*Short task*.
Starting at the line that holds "Read this page and output its text content.", set down each line through the end of the listing, exactly as written and with nothing added.

*Data listing*.
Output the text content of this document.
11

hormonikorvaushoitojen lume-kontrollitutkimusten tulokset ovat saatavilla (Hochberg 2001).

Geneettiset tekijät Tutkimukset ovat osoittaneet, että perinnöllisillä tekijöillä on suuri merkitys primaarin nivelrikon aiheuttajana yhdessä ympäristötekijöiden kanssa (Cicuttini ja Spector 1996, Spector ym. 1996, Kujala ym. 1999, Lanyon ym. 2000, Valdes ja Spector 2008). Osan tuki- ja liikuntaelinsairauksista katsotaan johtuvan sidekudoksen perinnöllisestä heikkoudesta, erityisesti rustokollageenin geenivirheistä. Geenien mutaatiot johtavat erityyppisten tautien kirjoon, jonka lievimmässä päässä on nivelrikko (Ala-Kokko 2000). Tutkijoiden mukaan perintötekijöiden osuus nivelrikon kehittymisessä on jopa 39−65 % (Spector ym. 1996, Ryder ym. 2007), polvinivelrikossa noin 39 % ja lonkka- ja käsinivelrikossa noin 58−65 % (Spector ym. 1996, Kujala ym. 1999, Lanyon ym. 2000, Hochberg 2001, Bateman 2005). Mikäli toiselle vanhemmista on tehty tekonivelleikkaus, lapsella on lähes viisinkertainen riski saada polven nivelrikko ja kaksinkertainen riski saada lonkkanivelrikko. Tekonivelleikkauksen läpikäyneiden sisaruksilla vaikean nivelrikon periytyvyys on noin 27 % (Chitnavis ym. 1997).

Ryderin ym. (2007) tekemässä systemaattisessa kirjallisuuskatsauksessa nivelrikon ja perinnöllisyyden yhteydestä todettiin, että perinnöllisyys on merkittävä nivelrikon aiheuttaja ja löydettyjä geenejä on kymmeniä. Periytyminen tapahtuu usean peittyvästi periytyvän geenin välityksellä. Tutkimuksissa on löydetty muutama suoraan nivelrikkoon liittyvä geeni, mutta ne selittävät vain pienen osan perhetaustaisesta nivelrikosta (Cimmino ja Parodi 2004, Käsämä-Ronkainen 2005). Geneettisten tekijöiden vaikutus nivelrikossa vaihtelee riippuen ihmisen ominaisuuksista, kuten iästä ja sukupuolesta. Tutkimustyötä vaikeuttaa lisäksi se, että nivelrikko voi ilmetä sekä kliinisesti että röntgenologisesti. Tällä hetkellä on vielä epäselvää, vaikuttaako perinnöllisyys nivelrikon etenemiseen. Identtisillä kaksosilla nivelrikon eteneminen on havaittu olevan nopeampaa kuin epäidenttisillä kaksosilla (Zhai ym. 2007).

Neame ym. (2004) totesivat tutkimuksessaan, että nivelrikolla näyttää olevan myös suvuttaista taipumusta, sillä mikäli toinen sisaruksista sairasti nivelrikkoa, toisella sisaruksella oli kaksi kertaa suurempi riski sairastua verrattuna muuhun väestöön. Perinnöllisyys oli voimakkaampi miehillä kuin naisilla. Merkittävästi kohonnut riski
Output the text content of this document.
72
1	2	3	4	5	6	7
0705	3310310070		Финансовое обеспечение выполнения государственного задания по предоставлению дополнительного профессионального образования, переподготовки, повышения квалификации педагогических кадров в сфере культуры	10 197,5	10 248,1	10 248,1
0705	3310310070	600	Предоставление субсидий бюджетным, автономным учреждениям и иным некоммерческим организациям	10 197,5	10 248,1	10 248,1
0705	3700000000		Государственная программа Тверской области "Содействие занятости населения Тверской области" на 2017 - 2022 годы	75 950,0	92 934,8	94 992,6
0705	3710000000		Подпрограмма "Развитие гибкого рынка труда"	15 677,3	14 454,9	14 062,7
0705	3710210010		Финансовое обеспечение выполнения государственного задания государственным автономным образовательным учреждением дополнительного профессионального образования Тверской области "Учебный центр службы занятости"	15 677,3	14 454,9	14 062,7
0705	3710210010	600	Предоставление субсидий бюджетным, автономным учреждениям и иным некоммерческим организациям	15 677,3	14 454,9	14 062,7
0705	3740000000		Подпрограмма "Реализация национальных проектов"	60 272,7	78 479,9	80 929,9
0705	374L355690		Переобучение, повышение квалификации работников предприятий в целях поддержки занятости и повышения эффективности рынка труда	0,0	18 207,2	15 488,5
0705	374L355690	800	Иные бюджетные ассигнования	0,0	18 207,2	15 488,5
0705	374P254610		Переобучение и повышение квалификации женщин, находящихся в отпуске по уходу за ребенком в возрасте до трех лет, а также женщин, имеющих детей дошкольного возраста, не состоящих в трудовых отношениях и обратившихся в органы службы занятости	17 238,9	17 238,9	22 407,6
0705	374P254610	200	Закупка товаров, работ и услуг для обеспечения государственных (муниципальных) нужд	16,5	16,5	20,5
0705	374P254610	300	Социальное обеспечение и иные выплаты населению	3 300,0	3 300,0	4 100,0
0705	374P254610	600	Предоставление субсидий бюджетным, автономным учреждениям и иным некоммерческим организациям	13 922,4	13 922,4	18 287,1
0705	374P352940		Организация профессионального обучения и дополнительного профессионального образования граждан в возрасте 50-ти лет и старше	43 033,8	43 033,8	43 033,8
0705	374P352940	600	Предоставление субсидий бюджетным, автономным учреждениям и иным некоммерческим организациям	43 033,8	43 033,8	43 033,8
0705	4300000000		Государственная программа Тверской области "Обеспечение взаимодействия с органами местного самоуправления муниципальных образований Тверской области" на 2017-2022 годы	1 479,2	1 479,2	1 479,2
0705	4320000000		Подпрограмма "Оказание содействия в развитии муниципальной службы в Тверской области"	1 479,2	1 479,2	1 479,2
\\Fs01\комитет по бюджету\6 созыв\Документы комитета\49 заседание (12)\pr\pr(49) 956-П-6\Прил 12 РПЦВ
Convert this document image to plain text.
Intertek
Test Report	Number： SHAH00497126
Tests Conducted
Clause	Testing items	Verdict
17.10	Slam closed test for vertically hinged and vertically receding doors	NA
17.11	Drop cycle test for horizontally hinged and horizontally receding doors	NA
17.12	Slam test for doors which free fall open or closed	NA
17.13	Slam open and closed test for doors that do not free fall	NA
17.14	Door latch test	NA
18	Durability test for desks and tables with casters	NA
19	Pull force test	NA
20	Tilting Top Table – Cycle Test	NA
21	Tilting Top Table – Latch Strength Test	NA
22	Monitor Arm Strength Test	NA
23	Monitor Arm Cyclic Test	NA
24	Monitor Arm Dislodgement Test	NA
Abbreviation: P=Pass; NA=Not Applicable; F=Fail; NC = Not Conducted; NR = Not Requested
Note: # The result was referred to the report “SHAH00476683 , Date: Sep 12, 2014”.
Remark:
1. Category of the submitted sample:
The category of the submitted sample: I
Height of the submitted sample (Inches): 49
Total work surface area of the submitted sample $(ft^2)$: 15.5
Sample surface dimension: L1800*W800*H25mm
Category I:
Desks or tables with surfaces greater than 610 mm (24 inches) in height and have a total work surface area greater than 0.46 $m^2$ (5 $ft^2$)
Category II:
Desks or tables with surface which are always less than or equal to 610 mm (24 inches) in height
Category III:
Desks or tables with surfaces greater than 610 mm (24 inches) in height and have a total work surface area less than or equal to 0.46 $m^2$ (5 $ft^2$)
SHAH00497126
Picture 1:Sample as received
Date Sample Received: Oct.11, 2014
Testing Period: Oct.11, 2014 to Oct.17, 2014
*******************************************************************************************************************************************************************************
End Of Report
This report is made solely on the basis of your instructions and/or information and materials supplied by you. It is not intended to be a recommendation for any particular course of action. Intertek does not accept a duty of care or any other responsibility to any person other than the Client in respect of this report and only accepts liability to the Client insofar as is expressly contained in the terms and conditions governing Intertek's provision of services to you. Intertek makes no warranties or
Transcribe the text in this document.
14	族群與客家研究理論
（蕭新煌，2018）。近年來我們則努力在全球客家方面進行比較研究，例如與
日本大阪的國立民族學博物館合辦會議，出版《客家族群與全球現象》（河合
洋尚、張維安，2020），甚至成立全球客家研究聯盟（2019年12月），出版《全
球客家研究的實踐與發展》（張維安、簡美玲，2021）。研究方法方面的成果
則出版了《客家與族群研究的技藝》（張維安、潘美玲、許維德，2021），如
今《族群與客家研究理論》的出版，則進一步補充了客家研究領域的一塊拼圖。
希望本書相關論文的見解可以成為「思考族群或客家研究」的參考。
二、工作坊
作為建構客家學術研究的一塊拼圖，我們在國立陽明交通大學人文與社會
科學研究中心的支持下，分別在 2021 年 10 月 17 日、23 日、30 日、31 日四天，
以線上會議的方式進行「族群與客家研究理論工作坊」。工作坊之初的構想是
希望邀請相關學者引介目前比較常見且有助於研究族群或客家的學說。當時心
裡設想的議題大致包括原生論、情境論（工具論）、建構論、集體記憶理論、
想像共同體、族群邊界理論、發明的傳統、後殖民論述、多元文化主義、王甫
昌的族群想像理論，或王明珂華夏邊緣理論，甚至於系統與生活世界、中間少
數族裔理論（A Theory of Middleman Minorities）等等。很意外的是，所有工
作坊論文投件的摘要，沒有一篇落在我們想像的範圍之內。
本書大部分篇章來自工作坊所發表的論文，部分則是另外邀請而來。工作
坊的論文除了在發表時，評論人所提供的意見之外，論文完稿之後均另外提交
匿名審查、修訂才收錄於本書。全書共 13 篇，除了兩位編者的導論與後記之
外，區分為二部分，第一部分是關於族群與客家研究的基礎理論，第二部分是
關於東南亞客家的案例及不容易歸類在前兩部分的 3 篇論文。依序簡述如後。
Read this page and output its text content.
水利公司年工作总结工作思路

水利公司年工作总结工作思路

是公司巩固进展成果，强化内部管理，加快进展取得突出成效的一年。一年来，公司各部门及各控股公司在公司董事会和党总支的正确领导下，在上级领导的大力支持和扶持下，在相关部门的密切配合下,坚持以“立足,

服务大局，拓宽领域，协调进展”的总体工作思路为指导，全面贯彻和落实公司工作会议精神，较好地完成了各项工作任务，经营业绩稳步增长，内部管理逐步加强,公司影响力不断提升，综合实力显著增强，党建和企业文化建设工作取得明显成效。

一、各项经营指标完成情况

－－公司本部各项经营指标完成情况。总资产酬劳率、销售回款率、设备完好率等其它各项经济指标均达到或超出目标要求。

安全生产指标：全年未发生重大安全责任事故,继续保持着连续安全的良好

*In response*.
Read this page and output its text content.
水利公司年工作总结工作思路

水利公司年工作总结工作思路

是公司巩固进展成果，强化内部管理，加快进展取得突出成效的一年。一年来，公司各部门及各控股公司在公司董事会和党总支的正确领导下，在上级领导的大力支持和扶持下，在相关部门的密切配合下,坚持以“立足,

服务大局，拓宽领域，协调进展”的总体工作思路为指导，全面贯彻和落实公司工作会议精神，较好地完成了各项工作任务，经营业绩稳步增长，内部管理逐步加强,公司影响力不断提升，综合实力显著增强，党建和企业文化建设工作取得明显成效。

一、各项经营指标完成情况

－－公司本部各项经营指标完成情况。总资产酬劳率、销售回款率、设备完好率等其它各项经济指标均达到或超出目标要求。

安全生产指标：全年未发生重大安全责任事故,继续保持着连续安全的良好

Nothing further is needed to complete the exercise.